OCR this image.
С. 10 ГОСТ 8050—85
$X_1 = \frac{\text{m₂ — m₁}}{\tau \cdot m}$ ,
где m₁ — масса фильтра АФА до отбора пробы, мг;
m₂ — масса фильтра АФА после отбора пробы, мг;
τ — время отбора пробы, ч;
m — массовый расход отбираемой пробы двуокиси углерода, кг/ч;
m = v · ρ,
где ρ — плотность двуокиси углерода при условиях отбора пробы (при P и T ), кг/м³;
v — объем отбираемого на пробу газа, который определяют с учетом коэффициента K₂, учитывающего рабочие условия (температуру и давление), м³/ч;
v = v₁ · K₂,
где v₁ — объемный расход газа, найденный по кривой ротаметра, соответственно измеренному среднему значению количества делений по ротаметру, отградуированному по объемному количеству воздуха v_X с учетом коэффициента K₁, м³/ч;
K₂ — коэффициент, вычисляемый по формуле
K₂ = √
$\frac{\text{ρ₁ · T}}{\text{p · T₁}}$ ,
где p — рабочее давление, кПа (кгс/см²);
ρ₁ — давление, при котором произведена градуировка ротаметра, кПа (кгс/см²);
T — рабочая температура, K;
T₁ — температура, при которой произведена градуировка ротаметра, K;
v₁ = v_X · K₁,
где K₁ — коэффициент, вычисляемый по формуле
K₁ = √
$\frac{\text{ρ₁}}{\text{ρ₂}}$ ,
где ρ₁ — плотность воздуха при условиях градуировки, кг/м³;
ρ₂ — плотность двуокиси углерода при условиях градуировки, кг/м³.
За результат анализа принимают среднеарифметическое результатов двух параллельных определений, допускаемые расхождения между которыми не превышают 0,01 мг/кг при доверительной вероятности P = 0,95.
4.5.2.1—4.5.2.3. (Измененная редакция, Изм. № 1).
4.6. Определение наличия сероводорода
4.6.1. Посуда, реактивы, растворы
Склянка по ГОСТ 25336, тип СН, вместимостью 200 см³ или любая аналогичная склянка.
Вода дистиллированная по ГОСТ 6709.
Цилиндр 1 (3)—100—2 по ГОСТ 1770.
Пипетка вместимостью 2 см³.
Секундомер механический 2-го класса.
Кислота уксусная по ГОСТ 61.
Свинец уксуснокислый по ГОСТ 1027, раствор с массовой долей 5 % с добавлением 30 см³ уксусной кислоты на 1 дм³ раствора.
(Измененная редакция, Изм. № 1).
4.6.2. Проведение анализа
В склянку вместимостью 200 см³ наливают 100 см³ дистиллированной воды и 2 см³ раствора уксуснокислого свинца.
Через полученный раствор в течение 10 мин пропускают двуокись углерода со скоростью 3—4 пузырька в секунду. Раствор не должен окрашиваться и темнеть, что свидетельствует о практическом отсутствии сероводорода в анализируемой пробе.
= = = =
◆ Job
Using the records above, list each line that includes "отбора".

◆ The response
где m₁ — масса фильтра АФА до отбора пробы, мг;
m₂ — масса фильтра АФА после отбора пробы, мг;
τ — время отбора пробы, ч;
где ρ — плотность двуокиси углерода при условиях отбора пробы (при P и T ), кг/м³;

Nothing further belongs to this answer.